▶ **TASK PROMPT**: Locate each line with the string "this" in the listing below and copy it.
※ ※ ※
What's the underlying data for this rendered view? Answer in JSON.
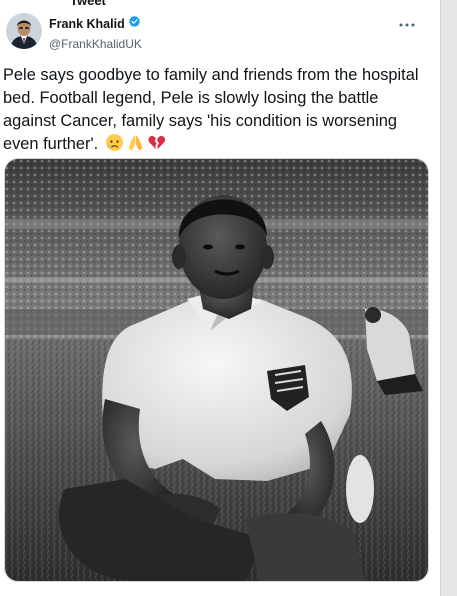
{
  "header": {
    "label": "Tweet"
  },
  "tweet": {
    "author_name": "Frank Khalid",
    "author_handle": "@FrankKhalidUK",
    "verified": true,
    "text": "Pele says goodbye to family and friends from the hospital bed. Football legend, Pele is slowly losing the battle against Cancer, family says 'his condition is worsening even further'.",
    "emojis": [
      "crying-face",
      "folded-hands",
      "broken-heart"
    ]
  },
  "colors": {
    "verified_blue": "#1d9bf0",
    "text": "#0f1419",
    "muted": "#536471"
  }
}
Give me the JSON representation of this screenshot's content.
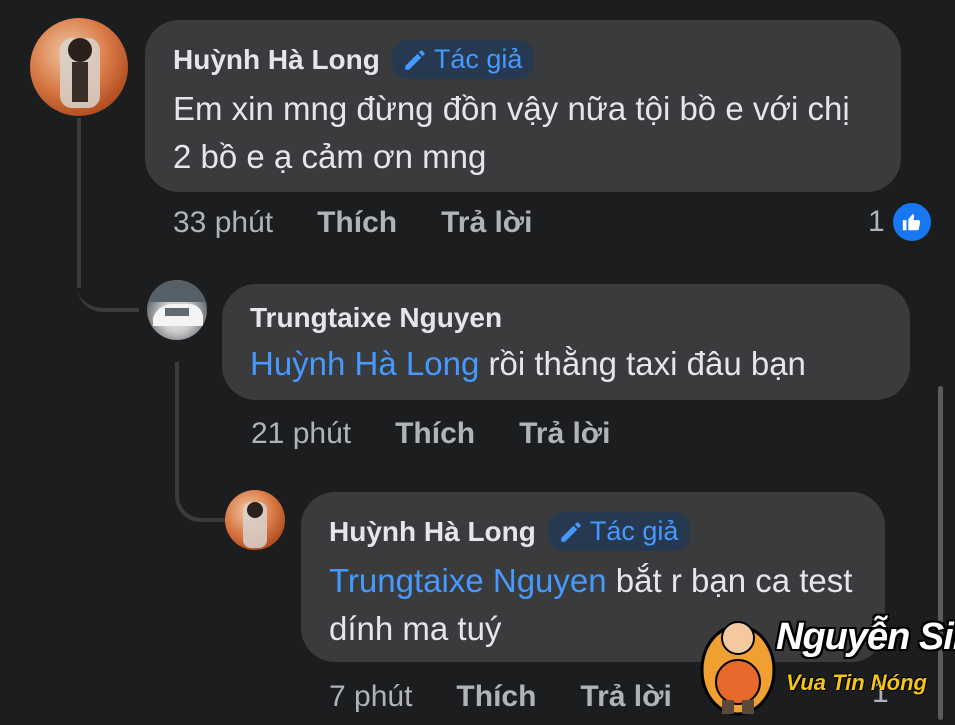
{
  "comments": [
    {
      "author": "Huỳnh Hà Long",
      "badge": "Tác giả",
      "text": "Em xin mng đừng đồn vậy nữa tội bồ e với chị 2 bồ e ạ cảm ơn mng",
      "time": "33 phút",
      "like_label": "Thích",
      "reply_label": "Trả lời",
      "reaction_count": "1"
    },
    {
      "author": "Trungtaixe Nguyen",
      "mention": "Huỳnh Hà Long",
      "text": "rồi thằng taxi đâu bạn",
      "time": "21 phút",
      "like_label": "Thích",
      "reply_label": "Trả lời"
    },
    {
      "author": "Huỳnh Hà Long",
      "badge": "Tác giả",
      "mention": "Trungtaixe Nguyen",
      "text": "bắt r bạn ca test dính ma tuý",
      "time": "7 phút",
      "like_label": "Thích",
      "reply_label": "Trả lời",
      "reaction_count": "1"
    }
  ],
  "watermark": {
    "name": "Nguyễn Sin",
    "tagline": "Vua Tin Nóng"
  },
  "colors": {
    "background": "#1c1d1f",
    "bubble": "#3a3b3c",
    "mention": "#4599ff",
    "like": "#1877f2"
  },
  "icons": {
    "badge": "pencil-icon",
    "reaction": "thumbs-up-icon"
  }
}
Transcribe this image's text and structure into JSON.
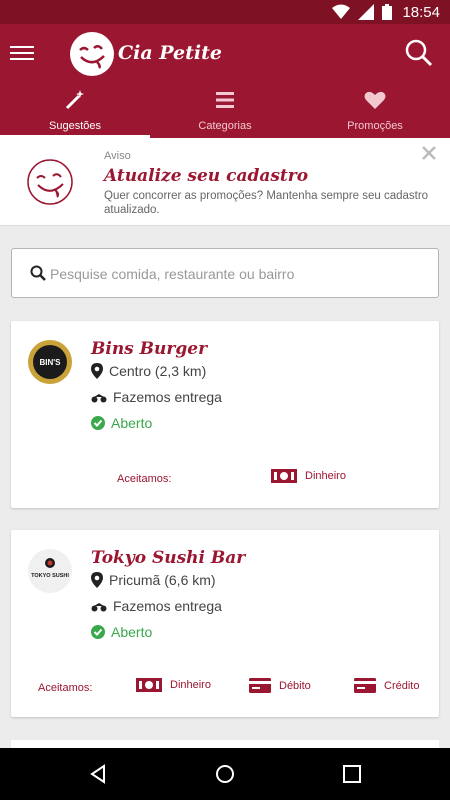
{
  "status_bar": {
    "time": "18:54"
  },
  "app": {
    "name": "Cia Petite"
  },
  "tabs": [
    {
      "label": "Sugestões",
      "icon": "magic-wand-icon",
      "active": true
    },
    {
      "label": "Categorias",
      "icon": "list-icon",
      "active": false
    },
    {
      "label": "Promoções",
      "icon": "heart-icon",
      "active": false
    }
  ],
  "notice": {
    "eyebrow": "Aviso",
    "title": "Atualize seu cadastro",
    "body": "Quer concorrer as promoções? Mantenha sempre seu cadastro atualizado."
  },
  "search": {
    "placeholder": "Pesquise comida, restaurante ou bairro"
  },
  "restaurants": [
    {
      "name": "Bins Burger",
      "location": "Centro (2,3 km)",
      "delivery": "Fazemos entrega",
      "status": "Aberto",
      "accepts_label": "Aceitamos:",
      "payments": [
        "Dinheiro"
      ]
    },
    {
      "name": "Tokyo Sushi Bar",
      "location": "Pricumã (6,6 km)",
      "delivery": "Fazemos entrega",
      "status": "Aberto",
      "accepts_label": "Aceitamos:",
      "payments": [
        "Dinheiro",
        "Débito",
        "Crédito"
      ]
    }
  ],
  "logo_text": {
    "bins": "BIN'S",
    "tokyo": "TOKYO SUSHI"
  },
  "colors": {
    "primary": "#9b1630",
    "primary_dark": "#7e1123",
    "open": "#3aa84c"
  }
}
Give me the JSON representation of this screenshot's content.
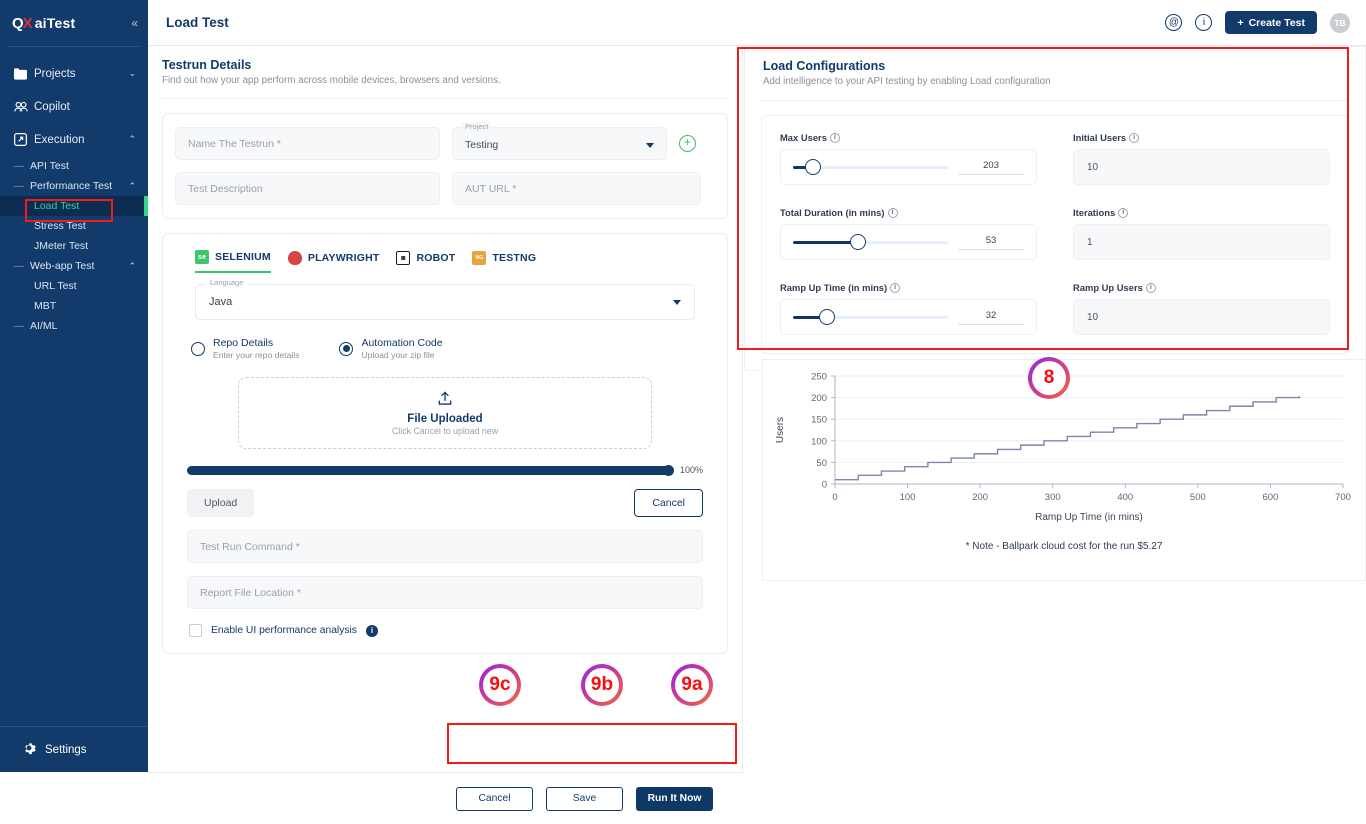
※ ※ ※
▶ **SOLUTION TO THE EXERCISE**:
What's the underlying data for this rendered view? Answer in JSON.
Give me the JSON representation of this screenshot's content.
Transcribe this image's text and structure into JSON.
Give me the JSON representation of this screenshot's content.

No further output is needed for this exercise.